■ SET PROBLEM
Gather, from the data below, each line in which the word "networks" occurs.

■ STORED RECORDS

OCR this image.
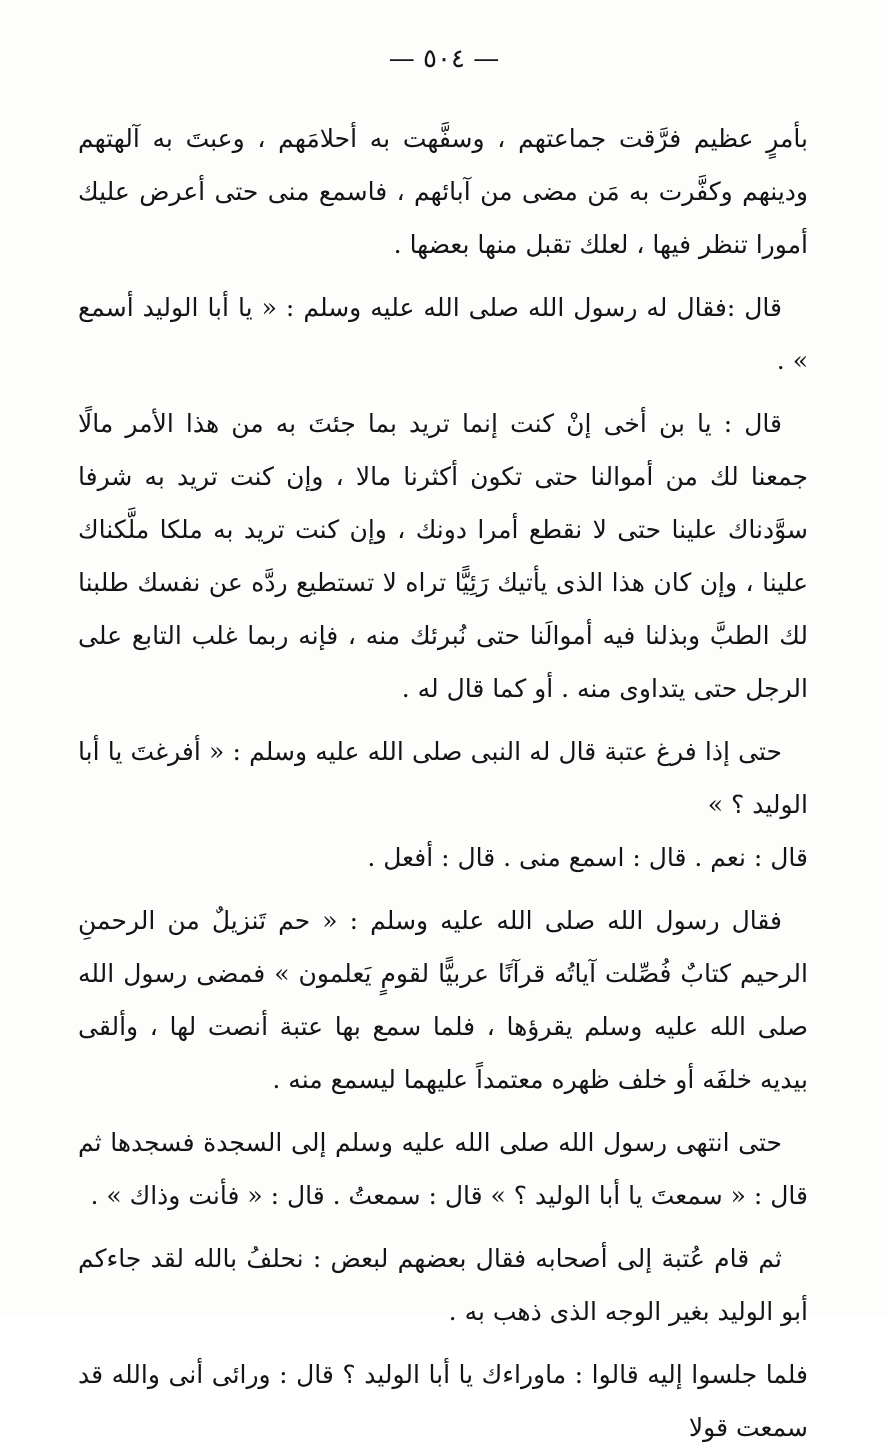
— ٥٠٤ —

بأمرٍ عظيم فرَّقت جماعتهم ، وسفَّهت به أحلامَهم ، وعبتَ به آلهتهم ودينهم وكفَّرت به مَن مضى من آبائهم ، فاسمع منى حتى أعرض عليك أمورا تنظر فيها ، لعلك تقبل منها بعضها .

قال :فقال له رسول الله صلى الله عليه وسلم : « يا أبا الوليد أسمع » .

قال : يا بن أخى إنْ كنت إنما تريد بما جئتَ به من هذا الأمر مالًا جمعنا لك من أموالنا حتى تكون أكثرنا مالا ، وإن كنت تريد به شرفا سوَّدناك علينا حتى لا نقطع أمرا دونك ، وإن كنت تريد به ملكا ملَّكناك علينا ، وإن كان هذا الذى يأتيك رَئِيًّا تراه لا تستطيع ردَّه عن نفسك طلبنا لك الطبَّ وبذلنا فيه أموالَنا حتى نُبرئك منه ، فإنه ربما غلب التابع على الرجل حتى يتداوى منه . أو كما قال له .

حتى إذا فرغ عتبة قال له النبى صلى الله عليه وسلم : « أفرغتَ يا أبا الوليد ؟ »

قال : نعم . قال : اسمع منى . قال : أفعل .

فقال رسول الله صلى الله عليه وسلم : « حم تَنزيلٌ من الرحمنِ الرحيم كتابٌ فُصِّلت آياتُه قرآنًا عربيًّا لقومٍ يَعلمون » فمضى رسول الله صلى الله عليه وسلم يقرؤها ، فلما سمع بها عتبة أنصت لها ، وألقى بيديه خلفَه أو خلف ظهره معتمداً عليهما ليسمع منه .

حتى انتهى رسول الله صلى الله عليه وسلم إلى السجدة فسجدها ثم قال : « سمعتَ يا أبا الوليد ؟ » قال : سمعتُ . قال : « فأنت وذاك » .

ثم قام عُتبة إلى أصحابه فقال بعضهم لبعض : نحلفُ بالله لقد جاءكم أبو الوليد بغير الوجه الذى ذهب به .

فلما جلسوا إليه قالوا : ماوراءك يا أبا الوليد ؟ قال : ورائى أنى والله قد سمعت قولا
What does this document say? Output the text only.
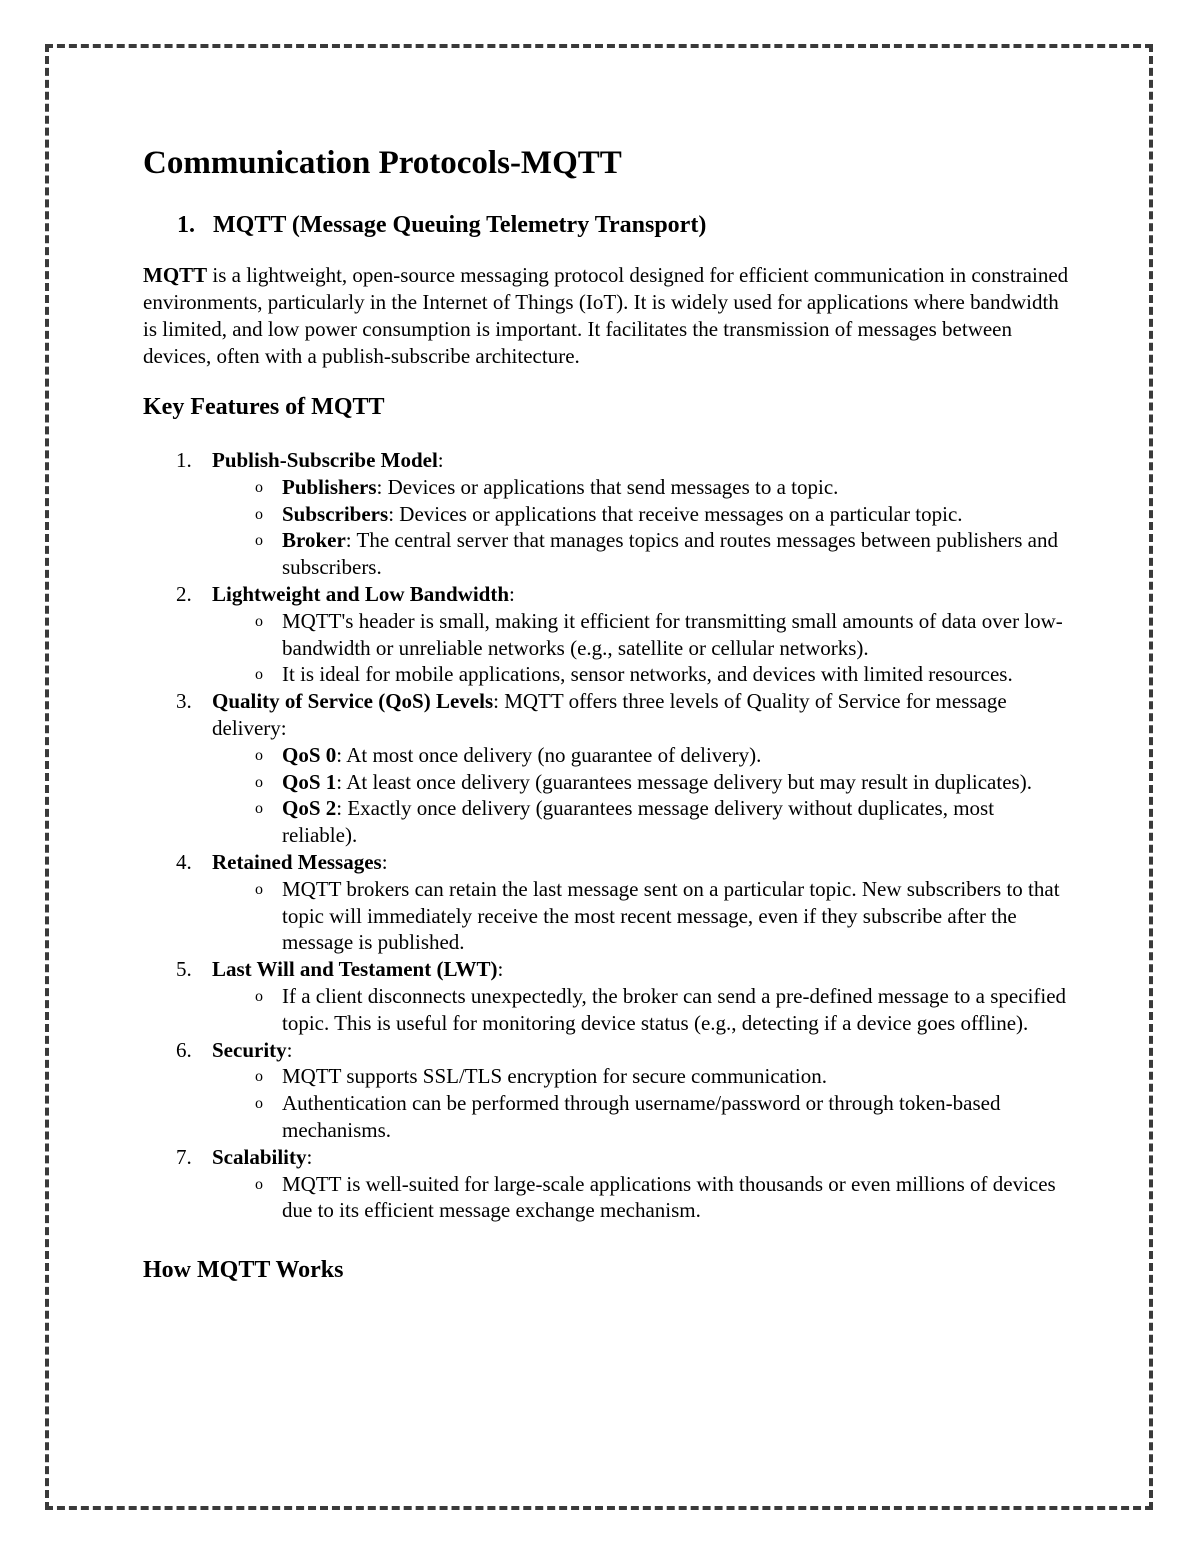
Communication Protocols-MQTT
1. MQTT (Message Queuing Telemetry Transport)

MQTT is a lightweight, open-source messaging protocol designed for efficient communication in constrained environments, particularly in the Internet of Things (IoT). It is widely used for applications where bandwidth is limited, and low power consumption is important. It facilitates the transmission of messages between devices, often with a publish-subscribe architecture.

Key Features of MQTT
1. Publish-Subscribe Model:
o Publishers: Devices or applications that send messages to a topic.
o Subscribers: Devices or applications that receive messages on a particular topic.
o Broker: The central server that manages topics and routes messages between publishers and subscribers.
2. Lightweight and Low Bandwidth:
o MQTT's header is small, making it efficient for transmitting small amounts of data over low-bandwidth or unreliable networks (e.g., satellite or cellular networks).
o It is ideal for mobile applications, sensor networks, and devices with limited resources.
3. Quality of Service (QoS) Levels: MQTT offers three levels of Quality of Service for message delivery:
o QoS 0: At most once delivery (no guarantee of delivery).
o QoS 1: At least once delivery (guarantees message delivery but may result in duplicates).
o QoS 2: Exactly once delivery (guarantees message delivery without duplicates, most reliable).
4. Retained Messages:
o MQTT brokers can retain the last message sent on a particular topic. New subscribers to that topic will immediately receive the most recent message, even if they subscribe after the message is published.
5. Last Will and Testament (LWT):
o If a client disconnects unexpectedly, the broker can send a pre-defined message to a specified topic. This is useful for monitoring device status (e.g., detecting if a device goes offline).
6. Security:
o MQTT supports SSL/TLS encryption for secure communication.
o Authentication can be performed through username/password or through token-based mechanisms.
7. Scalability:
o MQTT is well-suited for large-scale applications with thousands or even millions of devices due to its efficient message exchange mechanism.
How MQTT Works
* * *
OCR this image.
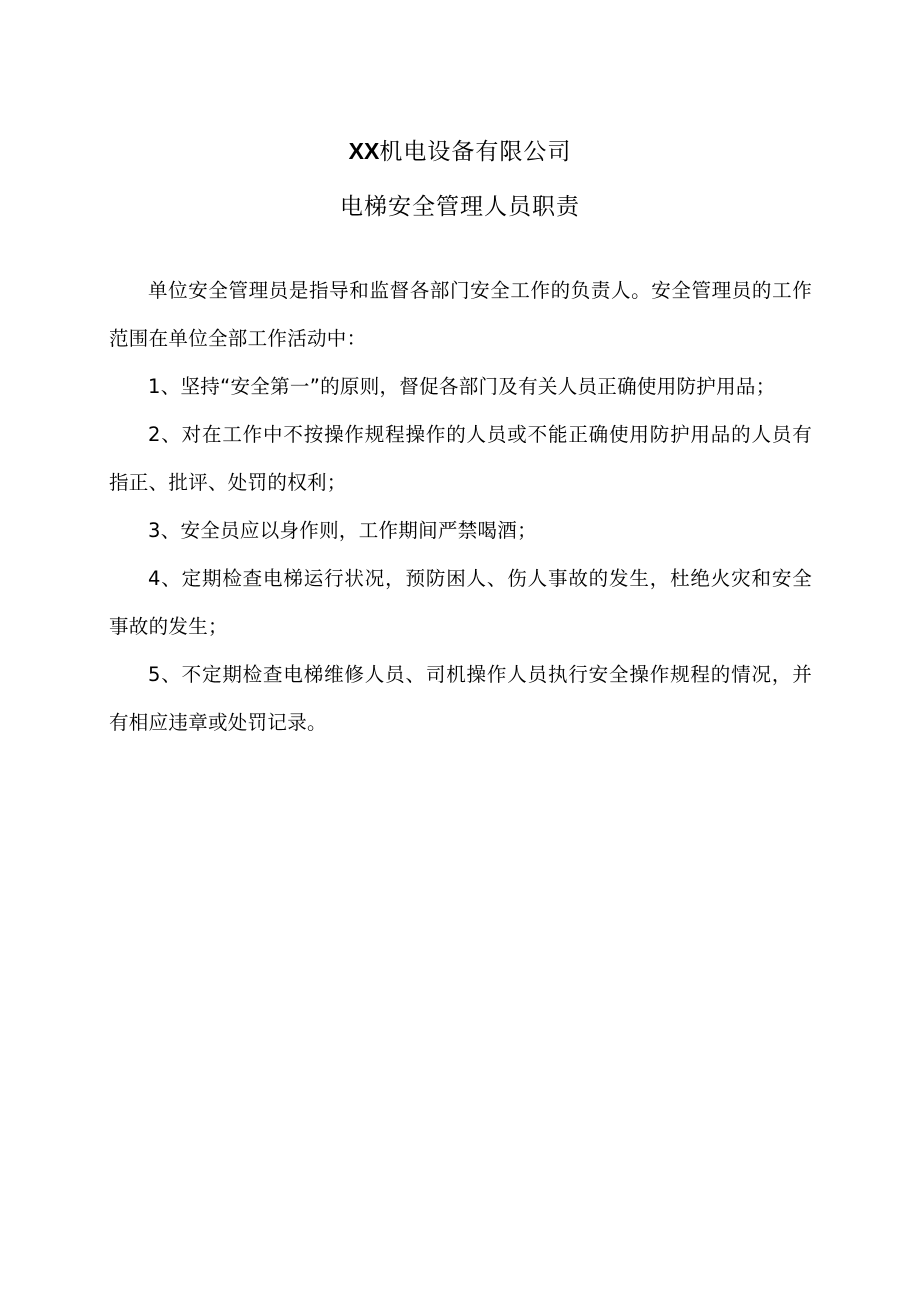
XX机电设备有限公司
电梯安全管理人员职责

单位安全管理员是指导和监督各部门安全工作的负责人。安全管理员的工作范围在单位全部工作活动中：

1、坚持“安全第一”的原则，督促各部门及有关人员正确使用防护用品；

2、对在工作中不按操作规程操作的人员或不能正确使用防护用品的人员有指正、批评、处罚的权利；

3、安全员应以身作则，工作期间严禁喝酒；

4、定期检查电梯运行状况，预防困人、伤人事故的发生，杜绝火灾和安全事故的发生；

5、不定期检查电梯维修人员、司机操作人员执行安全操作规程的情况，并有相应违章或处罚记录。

■ RESULT
o MQTT's header is small, making it efficient for transmitting small amounts of data over low-bandwidth or unreliable networks (e.g., satellite or cellular networks).
o It is ideal for mobile applications, sensor networks, and devices with limited resources.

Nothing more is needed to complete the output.